Design for testing Part 2: ​​Business vs. application logic

Separate business and application logic to balance unit, integration and E2E tests across the SDLC for higher test ROI.

Capital One is on a journey to evolve our testing maturity by automating all testing and moving toward a continuous deployment model. Along the way, we’ve discovered that test maturity can be developed by separating concerns in some key ways. This is part 2 of a two-part article exploring these principles. 

Part 1 introduced design for testing: Apply layers and dependency inversion to achieve high cohesion and loose coupling. This approach isolates business logic and workflows, enabling fast, local unit testing on every developer’s machine.

In Part 2, we differentiate between two types of functional requirements: business logic and application logic. Business logic is domain-specific and technology-independent, while application logic arises from technology choices. We will explore how tests can be categorized under business or application logic and which testing technology integration is best suited for each development phase.
- - - -
## Activities
1. In the article on design for testing, what does application logic arise from?
2. Continue the article on business and application logic in testing from the point where it ends.

## Excerpted records
- - - -
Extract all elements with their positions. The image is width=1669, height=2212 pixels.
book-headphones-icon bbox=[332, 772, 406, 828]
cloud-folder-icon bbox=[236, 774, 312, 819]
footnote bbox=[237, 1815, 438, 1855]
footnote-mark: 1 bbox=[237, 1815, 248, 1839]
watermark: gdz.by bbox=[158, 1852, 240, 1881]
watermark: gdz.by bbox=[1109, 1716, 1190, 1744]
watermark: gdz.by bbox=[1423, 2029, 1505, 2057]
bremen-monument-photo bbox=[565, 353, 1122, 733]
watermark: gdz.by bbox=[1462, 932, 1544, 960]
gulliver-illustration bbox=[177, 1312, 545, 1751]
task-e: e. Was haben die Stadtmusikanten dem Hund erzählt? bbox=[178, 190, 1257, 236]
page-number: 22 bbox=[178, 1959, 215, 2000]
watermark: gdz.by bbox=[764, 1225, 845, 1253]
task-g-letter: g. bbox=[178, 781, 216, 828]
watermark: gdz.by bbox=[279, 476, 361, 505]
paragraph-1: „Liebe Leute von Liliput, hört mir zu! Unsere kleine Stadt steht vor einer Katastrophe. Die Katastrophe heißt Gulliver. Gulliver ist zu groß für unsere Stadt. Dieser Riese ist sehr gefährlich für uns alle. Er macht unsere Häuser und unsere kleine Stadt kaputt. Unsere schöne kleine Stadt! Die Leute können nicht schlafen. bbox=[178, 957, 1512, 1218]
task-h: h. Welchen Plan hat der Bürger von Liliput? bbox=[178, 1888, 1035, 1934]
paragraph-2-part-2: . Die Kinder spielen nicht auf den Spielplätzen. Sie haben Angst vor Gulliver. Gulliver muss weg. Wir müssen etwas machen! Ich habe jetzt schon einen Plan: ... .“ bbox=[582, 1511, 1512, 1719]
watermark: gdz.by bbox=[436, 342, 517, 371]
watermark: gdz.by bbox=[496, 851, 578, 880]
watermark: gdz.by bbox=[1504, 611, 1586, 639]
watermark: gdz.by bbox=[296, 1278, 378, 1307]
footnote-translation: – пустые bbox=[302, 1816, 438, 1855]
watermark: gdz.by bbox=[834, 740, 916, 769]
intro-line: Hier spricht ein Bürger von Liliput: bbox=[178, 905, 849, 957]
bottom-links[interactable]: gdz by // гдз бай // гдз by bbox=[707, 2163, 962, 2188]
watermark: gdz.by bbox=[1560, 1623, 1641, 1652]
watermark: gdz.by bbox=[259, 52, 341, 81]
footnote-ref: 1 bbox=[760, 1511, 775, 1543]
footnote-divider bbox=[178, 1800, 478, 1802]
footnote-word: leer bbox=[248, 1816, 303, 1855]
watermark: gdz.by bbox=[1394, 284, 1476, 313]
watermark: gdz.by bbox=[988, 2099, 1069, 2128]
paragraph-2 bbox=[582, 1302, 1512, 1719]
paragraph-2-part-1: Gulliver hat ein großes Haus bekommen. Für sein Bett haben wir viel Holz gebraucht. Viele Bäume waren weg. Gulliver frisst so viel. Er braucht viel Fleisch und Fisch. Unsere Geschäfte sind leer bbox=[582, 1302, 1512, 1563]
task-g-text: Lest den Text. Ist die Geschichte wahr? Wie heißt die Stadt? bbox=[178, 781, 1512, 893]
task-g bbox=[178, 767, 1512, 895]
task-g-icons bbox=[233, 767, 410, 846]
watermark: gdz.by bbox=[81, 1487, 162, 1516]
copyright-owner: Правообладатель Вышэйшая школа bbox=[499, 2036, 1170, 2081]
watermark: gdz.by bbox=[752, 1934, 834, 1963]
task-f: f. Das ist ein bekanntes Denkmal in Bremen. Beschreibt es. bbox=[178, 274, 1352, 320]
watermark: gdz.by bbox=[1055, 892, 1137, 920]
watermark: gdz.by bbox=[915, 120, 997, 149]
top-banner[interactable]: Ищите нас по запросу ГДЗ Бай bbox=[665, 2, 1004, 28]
- - - -
## Answers provided
1. Application logic arises from technology choices.

2.
Test automation pyramid: Balancing unit, integration and E2E tests

The test automation pyramid, introduced by Mike Cohn back in 2009, illustrates the correct proportion of unit tests to higher-level tests in the shape of a pyramid.

Test automation pyramid showing many unit tests at the base, fewer service/integration tests in the middle and few UI/E2E tests at the top.

The wider base of the pyramid represents a larger number of unit tests than the narrower top, representing higher-level end-to-end tests or “UI tests.” The reason Mike Cohn posited this test distribution is that higher-level tests are “brittle, expensive to write and time-consuming”; therefore, we should limit how many of those tests we have. The balance between these tests provides us with pragmatic guidelines so that the barrier to entry for test automation remains low. In Mike Cohn’s words, “Automated tests provide cheap insurance.”

Seesaw comparing test types—unit tests (fast, easy to change) vs. end-to-end tests (higher level, greater coverage)

The two main points distilled in Martin Fowler’s blog “​​Practical Test Pyramid” (by Ham Vocke) on the test pyramid help to sum this up:

  1. We should have different test sizes, where size is the number of system artifacts being exercised.

  2. To maximize the “return on investment” of automated tests, we should maintain a larger number of small tests and limit larger ones.

Testing breakdown: Business logic vs. application logic (and nonfunctional requirements)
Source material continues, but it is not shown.